→ Your objective
Give only the number of lines that hold the word "Tracking".

→ Extracted information
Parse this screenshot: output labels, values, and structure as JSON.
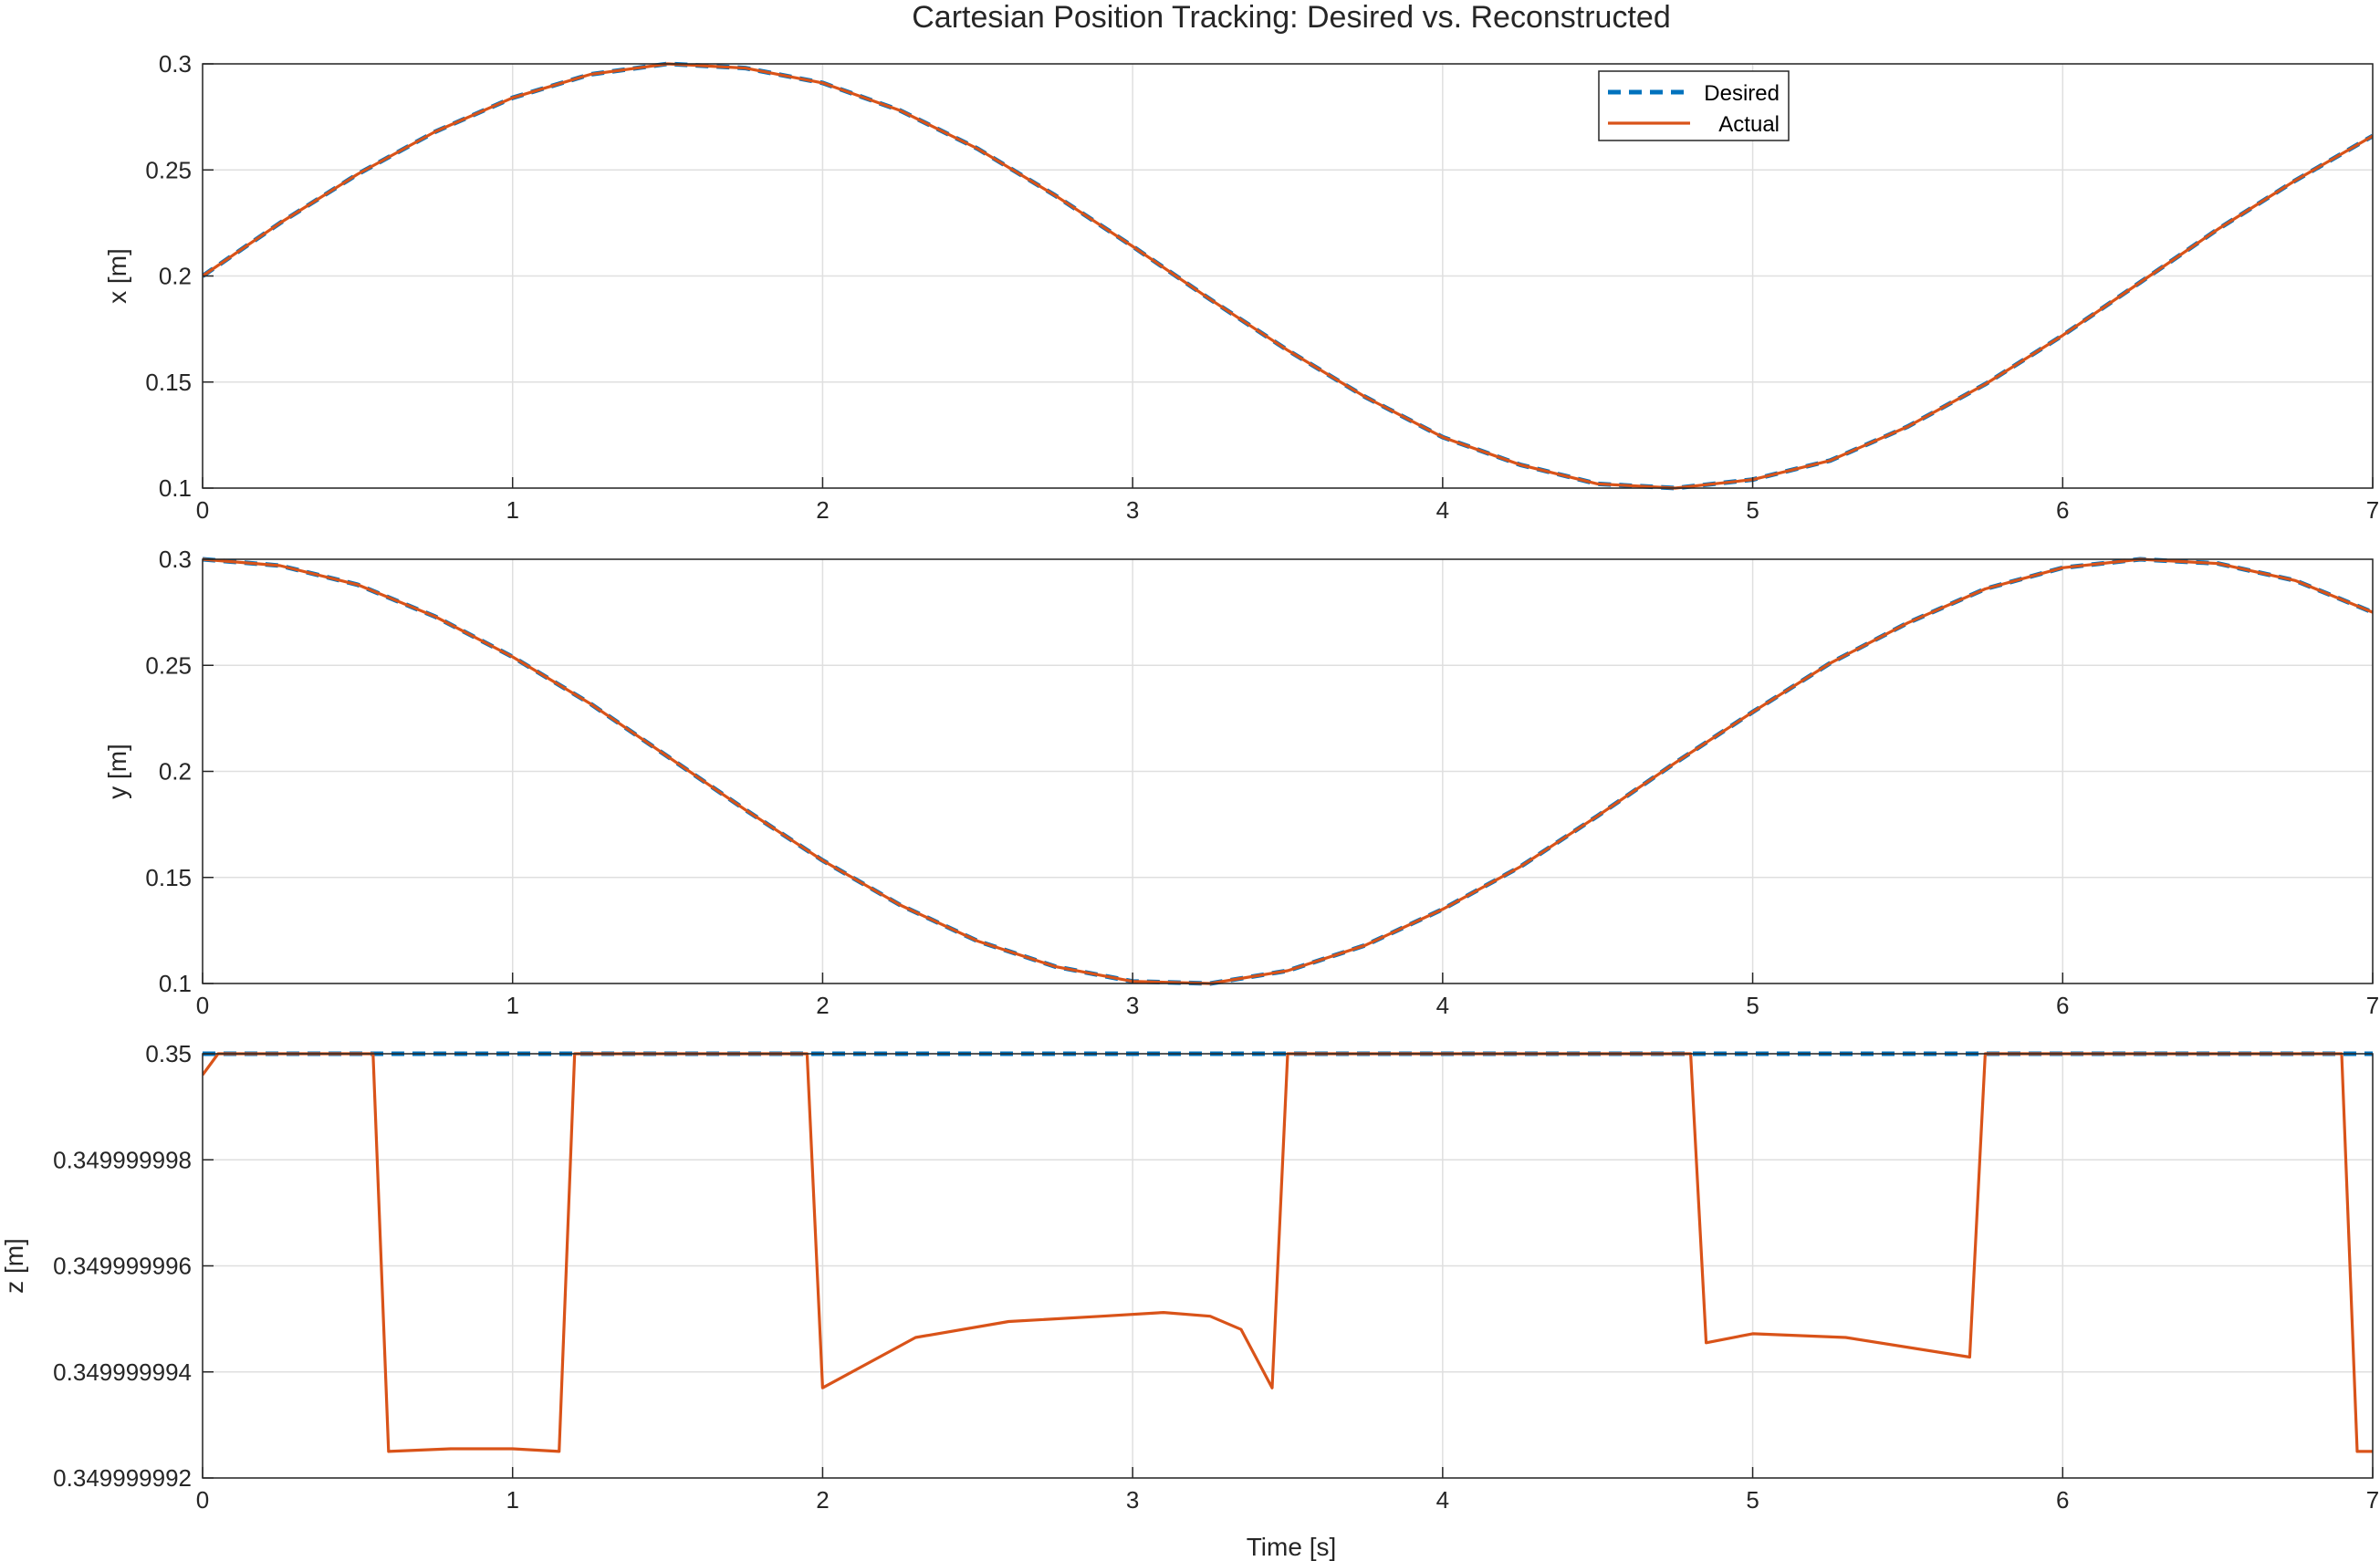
{
  "figure": {
    "title": "Cartesian Position Tracking: Desired vs. Reconstructed",
    "xlabel": "Time [s]",
    "colors": {
      "desired": "#0072BD",
      "actual": "#D95319",
      "grid": "#DFDFDF",
      "axis": "#262626"
    }
  },
  "legend": {
    "desired_label": "Desired",
    "actual_label": "Actual",
    "location": "top-right-inside-first-panel"
  },
  "chart_data": [
    {
      "type": "line",
      "title": "Cartesian Position Tracking: Desired vs. Reconstructed",
      "xlabel": "",
      "ylabel": "x [m]",
      "xlim": [
        0,
        7
      ],
      "ylim": [
        0.1,
        0.3
      ],
      "grid": true,
      "xticks": [
        "0",
        "1",
        "2",
        "3",
        "4",
        "5",
        "6",
        "7"
      ],
      "yticks": [
        "0.1",
        "0.15",
        "0.2",
        "0.25",
        "0.3"
      ],
      "legend": "top-right",
      "series": [
        {
          "name": "Desired",
          "style": "dashed",
          "x": [
            0,
            0.25,
            0.5,
            0.75,
            1,
            1.25,
            1.5,
            1.75,
            2,
            2.25,
            2.5,
            2.75,
            3,
            3.25,
            3.5,
            3.75,
            4,
            4.25,
            4.5,
            4.75,
            5,
            5.25,
            5.5,
            5.75,
            6,
            6.25,
            6.5,
            6.75,
            7
          ],
          "y": [
            0.2,
            0.225,
            0.248,
            0.268,
            0.284,
            0.295,
            0.3,
            0.298,
            0.291,
            0.278,
            0.26,
            0.238,
            0.214,
            0.189,
            0.165,
            0.143,
            0.124,
            0.111,
            0.102,
            0.1,
            0.104,
            0.113,
            0.129,
            0.149,
            0.172,
            0.197,
            0.222,
            0.245,
            0.266
          ]
        },
        {
          "name": "Actual",
          "style": "solid",
          "x": [
            0,
            0.25,
            0.5,
            0.75,
            1,
            1.25,
            1.5,
            1.75,
            2,
            2.25,
            2.5,
            2.75,
            3,
            3.25,
            3.5,
            3.75,
            4,
            4.25,
            4.5,
            4.75,
            5,
            5.25,
            5.5,
            5.75,
            6,
            6.25,
            6.5,
            6.75,
            7
          ],
          "y": [
            0.2,
            0.225,
            0.248,
            0.268,
            0.284,
            0.295,
            0.3,
            0.298,
            0.291,
            0.278,
            0.26,
            0.238,
            0.214,
            0.189,
            0.165,
            0.143,
            0.124,
            0.111,
            0.102,
            0.1,
            0.104,
            0.113,
            0.129,
            0.149,
            0.172,
            0.197,
            0.222,
            0.245,
            0.266
          ]
        }
      ]
    },
    {
      "type": "line",
      "title": "",
      "xlabel": "",
      "ylabel": "y [m]",
      "xlim": [
        0,
        7
      ],
      "ylim": [
        0.1,
        0.3
      ],
      "grid": true,
      "xticks": [
        "0",
        "1",
        "2",
        "3",
        "4",
        "5",
        "6",
        "7"
      ],
      "yticks": [
        "0.1",
        "0.15",
        "0.2",
        "0.25",
        "0.3"
      ],
      "series": [
        {
          "name": "Desired",
          "style": "dashed",
          "x": [
            0,
            0.25,
            0.5,
            0.75,
            1,
            1.25,
            1.5,
            1.75,
            2,
            2.25,
            2.5,
            2.75,
            3,
            3.25,
            3.5,
            3.75,
            4,
            4.25,
            4.5,
            4.75,
            5,
            5.25,
            5.5,
            5.75,
            6,
            6.25,
            6.5,
            6.75,
            7
          ],
          "y": [
            0.3,
            0.297,
            0.288,
            0.273,
            0.254,
            0.232,
            0.207,
            0.182,
            0.158,
            0.137,
            0.12,
            0.108,
            0.101,
            0.1,
            0.106,
            0.118,
            0.135,
            0.155,
            0.179,
            0.204,
            0.228,
            0.251,
            0.27,
            0.286,
            0.296,
            0.3,
            0.298,
            0.29,
            0.275
          ]
        },
        {
          "name": "Actual",
          "style": "solid",
          "x": [
            0,
            0.25,
            0.5,
            0.75,
            1,
            1.25,
            1.5,
            1.75,
            2,
            2.25,
            2.5,
            2.75,
            3,
            3.25,
            3.5,
            3.75,
            4,
            4.25,
            4.5,
            4.75,
            5,
            5.25,
            5.5,
            5.75,
            6,
            6.25,
            6.5,
            6.75,
            7
          ],
          "y": [
            0.3,
            0.297,
            0.288,
            0.273,
            0.254,
            0.232,
            0.207,
            0.182,
            0.158,
            0.137,
            0.12,
            0.108,
            0.101,
            0.1,
            0.106,
            0.118,
            0.135,
            0.155,
            0.179,
            0.204,
            0.228,
            0.251,
            0.27,
            0.286,
            0.296,
            0.3,
            0.298,
            0.29,
            0.275
          ]
        }
      ]
    },
    {
      "type": "line",
      "title": "",
      "xlabel": "Time [s]",
      "ylabel": "z [m]",
      "xlim": [
        0,
        7
      ],
      "ylim": [
        0.349999992,
        0.35
      ],
      "grid": true,
      "xticks": [
        "0",
        "1",
        "2",
        "3",
        "4",
        "5",
        "6",
        "7"
      ],
      "yticks": [
        "0.349999992",
        "0.349999994",
        "0.349999996",
        "0.349999998",
        "0.35"
      ],
      "series": [
        {
          "name": "Desired",
          "style": "dashed",
          "x": [
            0,
            7
          ],
          "y": [
            0.35,
            0.35
          ]
        },
        {
          "name": "Actual",
          "style": "solid",
          "x": [
            0,
            0.05,
            0.55,
            0.6,
            0.8,
            1.0,
            1.15,
            1.2,
            1.95,
            2.0,
            2.3,
            2.6,
            2.9,
            3.1,
            3.25,
            3.35,
            3.45,
            3.5,
            4.8,
            4.85,
            5.0,
            5.3,
            5.7,
            5.75,
            6.9,
            6.95,
            7.0
          ],
          "y": [
            0.3499999996,
            0.35,
            0.35,
            0.3499999925,
            0.34999999255,
            0.34999999255,
            0.3499999925,
            0.35,
            0.35,
            0.3499999937,
            0.34999999465,
            0.34999999495,
            0.34999999505,
            0.34999999512,
            0.34999999505,
            0.3499999948,
            0.3499999937,
            0.35,
            0.35,
            0.34999999455,
            0.34999999472,
            0.34999999465,
            0.34999999428,
            0.35,
            0.35,
            0.3499999925,
            0.3499999925
          ]
        }
      ]
    }
  ]
}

→ Task response
2